INSTRUCTION:
Track down the lines that contain "this" and copy them.

SUPPLIED RECORDS:

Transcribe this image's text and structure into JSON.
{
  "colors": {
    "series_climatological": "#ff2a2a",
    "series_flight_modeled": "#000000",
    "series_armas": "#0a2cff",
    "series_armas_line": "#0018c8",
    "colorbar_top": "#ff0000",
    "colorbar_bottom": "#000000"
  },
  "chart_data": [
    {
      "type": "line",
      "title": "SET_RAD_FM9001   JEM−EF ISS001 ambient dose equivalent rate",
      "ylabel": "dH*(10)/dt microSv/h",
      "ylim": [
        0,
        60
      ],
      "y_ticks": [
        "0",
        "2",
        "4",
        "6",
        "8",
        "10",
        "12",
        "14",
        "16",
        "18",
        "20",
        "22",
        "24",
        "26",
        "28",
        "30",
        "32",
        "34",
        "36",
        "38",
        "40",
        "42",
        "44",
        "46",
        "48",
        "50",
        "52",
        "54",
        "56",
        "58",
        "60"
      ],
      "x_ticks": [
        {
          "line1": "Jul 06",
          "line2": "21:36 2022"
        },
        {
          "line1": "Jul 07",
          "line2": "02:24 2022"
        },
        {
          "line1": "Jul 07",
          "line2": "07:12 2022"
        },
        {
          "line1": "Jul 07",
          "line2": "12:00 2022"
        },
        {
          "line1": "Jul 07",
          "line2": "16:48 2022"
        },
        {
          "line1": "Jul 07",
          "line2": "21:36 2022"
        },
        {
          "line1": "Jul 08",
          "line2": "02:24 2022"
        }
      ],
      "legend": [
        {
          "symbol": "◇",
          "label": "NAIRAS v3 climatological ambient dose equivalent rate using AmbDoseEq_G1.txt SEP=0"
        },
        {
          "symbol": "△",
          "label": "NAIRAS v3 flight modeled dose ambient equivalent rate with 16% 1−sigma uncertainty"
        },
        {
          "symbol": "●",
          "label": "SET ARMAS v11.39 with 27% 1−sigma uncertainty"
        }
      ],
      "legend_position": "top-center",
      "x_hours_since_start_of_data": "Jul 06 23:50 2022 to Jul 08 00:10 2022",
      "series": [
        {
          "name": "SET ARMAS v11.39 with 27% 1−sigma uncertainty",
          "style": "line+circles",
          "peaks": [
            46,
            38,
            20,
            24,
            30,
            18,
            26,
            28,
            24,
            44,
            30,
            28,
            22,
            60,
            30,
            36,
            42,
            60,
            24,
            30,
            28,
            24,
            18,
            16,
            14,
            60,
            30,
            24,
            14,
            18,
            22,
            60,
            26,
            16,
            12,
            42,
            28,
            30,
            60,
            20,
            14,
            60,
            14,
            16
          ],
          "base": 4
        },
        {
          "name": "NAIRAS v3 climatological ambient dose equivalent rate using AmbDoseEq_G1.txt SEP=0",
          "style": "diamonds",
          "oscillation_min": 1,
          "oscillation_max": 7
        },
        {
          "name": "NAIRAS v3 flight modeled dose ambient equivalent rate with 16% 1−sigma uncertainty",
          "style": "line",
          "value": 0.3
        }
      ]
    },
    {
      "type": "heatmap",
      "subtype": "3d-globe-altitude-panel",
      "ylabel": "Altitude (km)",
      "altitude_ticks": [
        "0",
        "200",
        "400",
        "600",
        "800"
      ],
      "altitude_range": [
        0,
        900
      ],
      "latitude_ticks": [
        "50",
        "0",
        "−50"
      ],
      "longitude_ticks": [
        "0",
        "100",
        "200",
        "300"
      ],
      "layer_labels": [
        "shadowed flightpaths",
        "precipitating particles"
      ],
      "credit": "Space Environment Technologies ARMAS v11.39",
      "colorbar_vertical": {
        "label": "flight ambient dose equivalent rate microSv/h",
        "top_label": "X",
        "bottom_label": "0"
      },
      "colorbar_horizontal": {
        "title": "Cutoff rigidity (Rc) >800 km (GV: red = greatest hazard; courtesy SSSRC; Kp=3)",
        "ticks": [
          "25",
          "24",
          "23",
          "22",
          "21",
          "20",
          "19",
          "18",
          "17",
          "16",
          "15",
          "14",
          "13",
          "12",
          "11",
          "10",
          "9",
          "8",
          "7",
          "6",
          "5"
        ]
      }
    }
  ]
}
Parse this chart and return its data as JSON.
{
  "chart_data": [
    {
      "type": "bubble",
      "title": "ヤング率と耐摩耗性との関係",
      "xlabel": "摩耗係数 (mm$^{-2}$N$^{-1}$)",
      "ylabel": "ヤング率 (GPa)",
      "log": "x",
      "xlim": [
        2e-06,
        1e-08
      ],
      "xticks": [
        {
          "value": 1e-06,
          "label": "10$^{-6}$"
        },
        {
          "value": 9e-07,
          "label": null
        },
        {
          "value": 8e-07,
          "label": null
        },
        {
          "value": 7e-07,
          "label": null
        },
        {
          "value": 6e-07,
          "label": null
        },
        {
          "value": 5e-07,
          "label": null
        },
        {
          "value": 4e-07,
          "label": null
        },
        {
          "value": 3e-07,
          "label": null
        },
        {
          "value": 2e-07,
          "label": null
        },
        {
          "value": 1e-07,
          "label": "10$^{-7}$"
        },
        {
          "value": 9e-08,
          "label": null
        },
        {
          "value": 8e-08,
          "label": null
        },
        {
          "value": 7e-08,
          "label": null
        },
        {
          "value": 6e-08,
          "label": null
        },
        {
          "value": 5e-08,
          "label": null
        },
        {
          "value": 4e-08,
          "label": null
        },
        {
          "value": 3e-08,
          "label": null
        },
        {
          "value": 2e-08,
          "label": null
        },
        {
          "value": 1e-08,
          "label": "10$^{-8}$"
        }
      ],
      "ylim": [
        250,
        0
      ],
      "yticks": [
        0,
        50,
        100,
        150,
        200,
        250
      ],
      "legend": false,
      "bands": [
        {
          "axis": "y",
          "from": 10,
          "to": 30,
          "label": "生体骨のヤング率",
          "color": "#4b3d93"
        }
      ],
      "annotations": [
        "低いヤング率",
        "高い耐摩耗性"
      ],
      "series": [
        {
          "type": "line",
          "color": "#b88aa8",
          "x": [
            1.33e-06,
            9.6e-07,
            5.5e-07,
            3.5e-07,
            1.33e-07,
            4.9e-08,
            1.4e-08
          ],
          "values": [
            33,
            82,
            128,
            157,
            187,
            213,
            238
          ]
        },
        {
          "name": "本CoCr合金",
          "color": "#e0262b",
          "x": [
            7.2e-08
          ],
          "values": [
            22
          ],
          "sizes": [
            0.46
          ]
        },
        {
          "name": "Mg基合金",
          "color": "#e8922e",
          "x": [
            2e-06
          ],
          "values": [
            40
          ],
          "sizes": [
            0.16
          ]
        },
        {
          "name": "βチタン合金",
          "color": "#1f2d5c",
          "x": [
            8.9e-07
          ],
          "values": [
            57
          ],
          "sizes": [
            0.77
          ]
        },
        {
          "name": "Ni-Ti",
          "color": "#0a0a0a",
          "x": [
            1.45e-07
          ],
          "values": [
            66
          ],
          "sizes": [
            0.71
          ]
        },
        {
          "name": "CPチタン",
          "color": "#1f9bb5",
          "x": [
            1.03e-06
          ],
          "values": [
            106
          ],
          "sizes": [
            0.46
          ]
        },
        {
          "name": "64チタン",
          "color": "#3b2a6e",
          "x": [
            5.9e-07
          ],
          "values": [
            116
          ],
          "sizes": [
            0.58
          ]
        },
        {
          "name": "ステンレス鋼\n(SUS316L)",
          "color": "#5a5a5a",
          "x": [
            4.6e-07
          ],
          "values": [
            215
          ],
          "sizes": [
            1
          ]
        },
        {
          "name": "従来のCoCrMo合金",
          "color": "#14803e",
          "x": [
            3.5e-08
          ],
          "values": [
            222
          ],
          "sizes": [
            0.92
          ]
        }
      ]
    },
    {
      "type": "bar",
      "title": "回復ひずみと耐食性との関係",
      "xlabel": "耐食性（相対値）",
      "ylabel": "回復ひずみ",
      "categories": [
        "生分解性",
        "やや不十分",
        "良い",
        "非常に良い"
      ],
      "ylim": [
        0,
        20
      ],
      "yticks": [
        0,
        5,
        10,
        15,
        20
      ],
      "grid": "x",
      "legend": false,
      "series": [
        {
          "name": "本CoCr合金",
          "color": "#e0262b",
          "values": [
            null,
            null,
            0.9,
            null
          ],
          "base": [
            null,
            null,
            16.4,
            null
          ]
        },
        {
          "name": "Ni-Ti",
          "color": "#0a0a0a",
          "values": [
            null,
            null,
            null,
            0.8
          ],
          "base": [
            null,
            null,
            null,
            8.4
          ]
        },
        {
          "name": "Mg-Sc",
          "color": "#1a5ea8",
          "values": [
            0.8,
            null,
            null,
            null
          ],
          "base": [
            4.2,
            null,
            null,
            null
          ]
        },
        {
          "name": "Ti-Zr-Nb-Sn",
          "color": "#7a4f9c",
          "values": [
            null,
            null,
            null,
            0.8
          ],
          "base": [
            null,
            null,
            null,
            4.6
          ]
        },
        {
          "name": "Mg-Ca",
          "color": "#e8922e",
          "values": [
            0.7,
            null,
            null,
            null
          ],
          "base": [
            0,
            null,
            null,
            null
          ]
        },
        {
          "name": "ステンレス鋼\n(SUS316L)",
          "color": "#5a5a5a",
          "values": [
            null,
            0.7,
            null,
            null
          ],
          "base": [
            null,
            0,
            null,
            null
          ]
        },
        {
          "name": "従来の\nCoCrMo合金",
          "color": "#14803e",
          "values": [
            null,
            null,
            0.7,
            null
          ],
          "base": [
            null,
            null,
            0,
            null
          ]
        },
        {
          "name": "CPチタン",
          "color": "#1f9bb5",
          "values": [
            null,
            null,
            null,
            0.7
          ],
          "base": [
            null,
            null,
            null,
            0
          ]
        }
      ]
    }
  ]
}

OUTPUT OF THE EXERCISE:
Transcribe this image's text and structure into JSON.
Parse this chart and return its data as JSON.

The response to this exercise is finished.